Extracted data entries
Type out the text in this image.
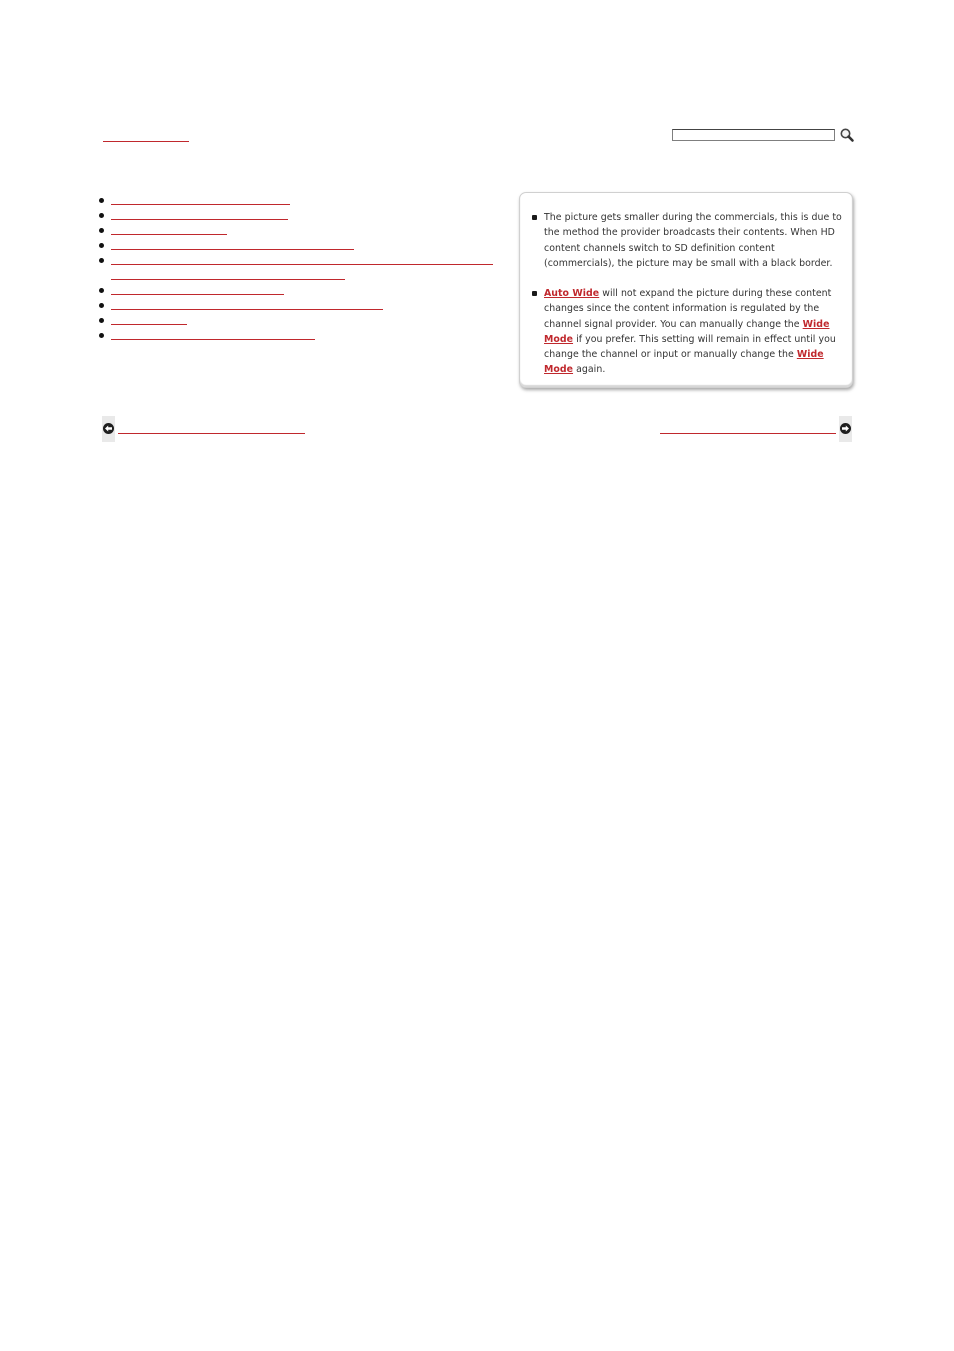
The picture gets smaller during the commercials, this is due to the method the provider broadcasts their contents. When HD content channels switch to SD definition content (commercials), the picture may be small with a black border.
Auto Wide will not expand the picture during these content changes since the content information is regulated by the channel signal provider. You can manually change the Wide Mode if you prefer. This setting will remain in effect until you change the channel or input or manually change the Wide Mode again.
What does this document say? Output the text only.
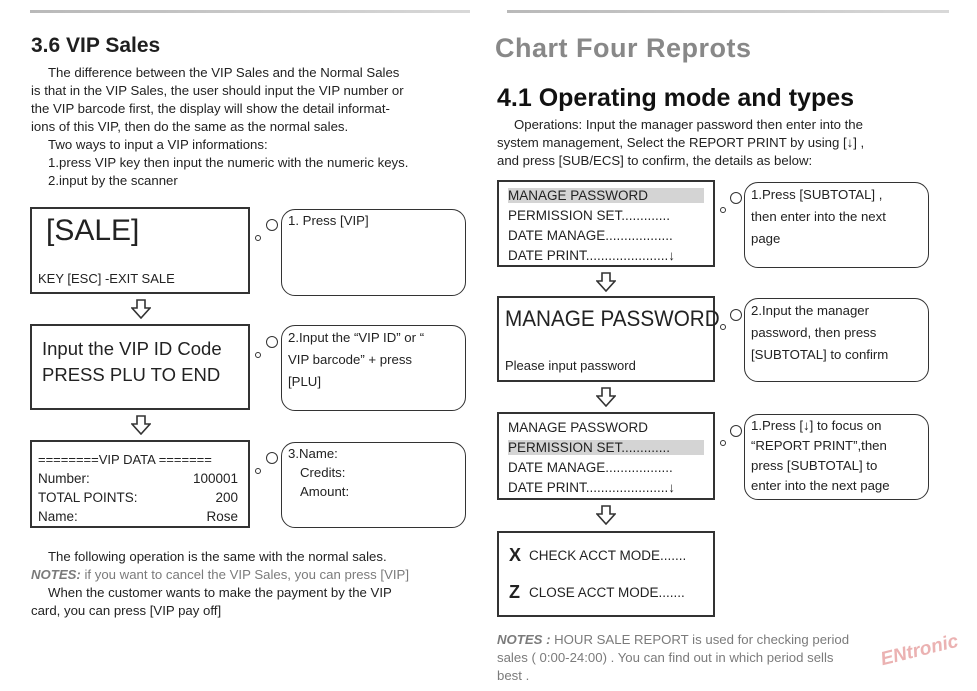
3.6 VIP Sales

The difference between the VIP Sales and the Normal Sales

is that in the VIP Sales, the user should input the VIP number or

the VIP barcode first, the display will show the detail informat-

ions of this VIP, then do the same as the normal sales.

Two ways to input a VIP informations:

1.press VIP key then input the numeric with the numeric keys.

2.input by the scanner

[SALE]
KEY [ESC] -EXIT SALE
1. Press [VIP]
Input the VIP ID Code
PRESS PLU TO END
2.Input the “VIP ID” or “
VIP barcode” + press
[PLU]
========VIP DATA =======
Number:	100001
TOTAL POINTS:	200
Name:	Rose
3.Name:
Credits:
Amount:

The following operation is the same with the normal sales.

NOTES: if you want to cancel the VIP Sales, you can press [VIP]

When the customer wants to make the payment by the VIP

card, you can press [VIP pay off]

Chart Four Reprots
4.1 Operating mode and types

Operations: Input the manager password then enter into the

system management, Select the REPORT PRINT by using [↓] ,

and press [SUB/ECS] to confirm, the details as below:

MANAGE PASSWORD
PERMISSION SET.............
DATE MANAGE..................
DATE PRINT......................↓
1.Press [SUBTOTAL] ,
then enter into the next
page
MANAGE PASSWORD
Please input password
2.Input the manager
password, then press
[SUBTOTAL] to confirm
MANAGE PASSWORD
PERMISSION SET.............
DATE MANAGE..................
DATE PRINT......................↓
1.Press [↓] to focus on
“REPORT PRINT”,then
press [SUBTOTAL] to
enter into the next page
X CHECK ACCT MODE.......
Z CLOSE ACCT MODE.......

NOTES : HOUR SALE REPORT is used for checking period

sales ( 0:00-24:00) . You can find out in which period sells

best .

ENtronic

§ WORK REQUIRED
How many of the listing's lines contain "picture"? Respond with a single number and nothing else.

§ REPLY
2